Stated exercise: Transcribe the full listing exactly, and drop every picture.

--- Data ---

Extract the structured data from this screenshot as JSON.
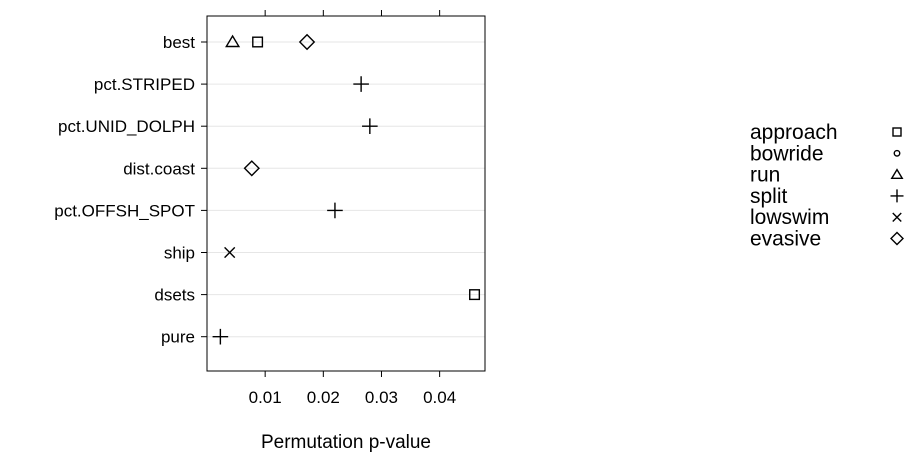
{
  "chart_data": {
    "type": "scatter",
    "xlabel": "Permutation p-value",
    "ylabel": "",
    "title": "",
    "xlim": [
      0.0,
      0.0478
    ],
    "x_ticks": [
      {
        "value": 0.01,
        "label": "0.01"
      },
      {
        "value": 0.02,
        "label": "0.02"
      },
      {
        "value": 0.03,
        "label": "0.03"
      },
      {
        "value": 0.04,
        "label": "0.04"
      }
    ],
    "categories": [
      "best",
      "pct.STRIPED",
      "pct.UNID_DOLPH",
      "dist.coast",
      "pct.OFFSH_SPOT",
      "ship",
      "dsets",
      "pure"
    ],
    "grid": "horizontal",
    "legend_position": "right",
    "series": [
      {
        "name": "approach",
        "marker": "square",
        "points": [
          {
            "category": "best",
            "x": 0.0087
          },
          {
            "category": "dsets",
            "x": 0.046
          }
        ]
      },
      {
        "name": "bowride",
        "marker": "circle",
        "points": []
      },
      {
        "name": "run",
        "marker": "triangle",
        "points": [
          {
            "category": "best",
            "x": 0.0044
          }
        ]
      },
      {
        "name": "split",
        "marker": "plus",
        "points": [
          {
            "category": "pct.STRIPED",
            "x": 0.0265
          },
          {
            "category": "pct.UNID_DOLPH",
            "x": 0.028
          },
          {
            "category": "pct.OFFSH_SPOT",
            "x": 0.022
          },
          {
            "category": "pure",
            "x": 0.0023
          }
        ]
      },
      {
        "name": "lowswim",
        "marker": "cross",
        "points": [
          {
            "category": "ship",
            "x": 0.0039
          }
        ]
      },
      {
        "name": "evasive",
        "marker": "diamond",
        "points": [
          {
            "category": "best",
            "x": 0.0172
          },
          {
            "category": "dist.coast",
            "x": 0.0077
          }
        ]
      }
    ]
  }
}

---

Written answer:
Extract the structured data from this screenshot as JSON.
{
  "chart_data": {
    "type": "scatter",
    "xlabel": "Permutation p-value",
    "ylabel": "",
    "title": "",
    "xlim": [
      0.0,
      0.0478
    ],
    "x_ticks": [
      {
        "value": 0.01,
        "label": "0.01"
      },
      {
        "value": 0.02,
        "label": "0.02"
      },
      {
        "value": 0.03,
        "label": "0.03"
      },
      {
        "value": 0.04,
        "label": "0.04"
      }
    ],
    "categories": [
      "best",
      "pct.STRIPED",
      "pct.UNID_DOLPH",
      "dist.coast",
      "pct.OFFSH_SPOT",
      "ship",
      "dsets",
      "pure"
    ],
    "grid": "horizontal",
    "legend_position": "right",
    "series": [
      {
        "name": "approach",
        "marker": "square",
        "points": [
          {
            "category": "best",
            "x": 0.0087
          },
          {
            "category": "dsets",
            "x": 0.046
          }
        ]
      },
      {
        "name": "bowride",
        "marker": "circle",
        "points": []
      },
      {
        "name": "run",
        "marker": "triangle",
        "points": [
          {
            "category": "best",
            "x": 0.0044
          }
        ]
      },
      {
        "name": "split",
        "marker": "plus",
        "points": [
          {
            "category": "pct.STRIPED",
            "x": 0.0265
          },
          {
            "category": "pct.UNID_DOLPH",
            "x": 0.028
          },
          {
            "category": "pct.OFFSH_SPOT",
            "x": 0.022
          },
          {
            "category": "pure",
            "x": 0.0023
          }
        ]
      },
      {
        "name": "lowswim",
        "marker": "cross",
        "points": [
          {
            "category": "ship",
            "x": 0.0039
          }
        ]
      },
      {
        "name": "evasive",
        "marker": "diamond",
        "points": [
          {
            "category": "best",
            "x": 0.0172
          },
          {
            "category": "dist.coast",
            "x": 0.0077
          }
        ]
      }
    ]
  }
}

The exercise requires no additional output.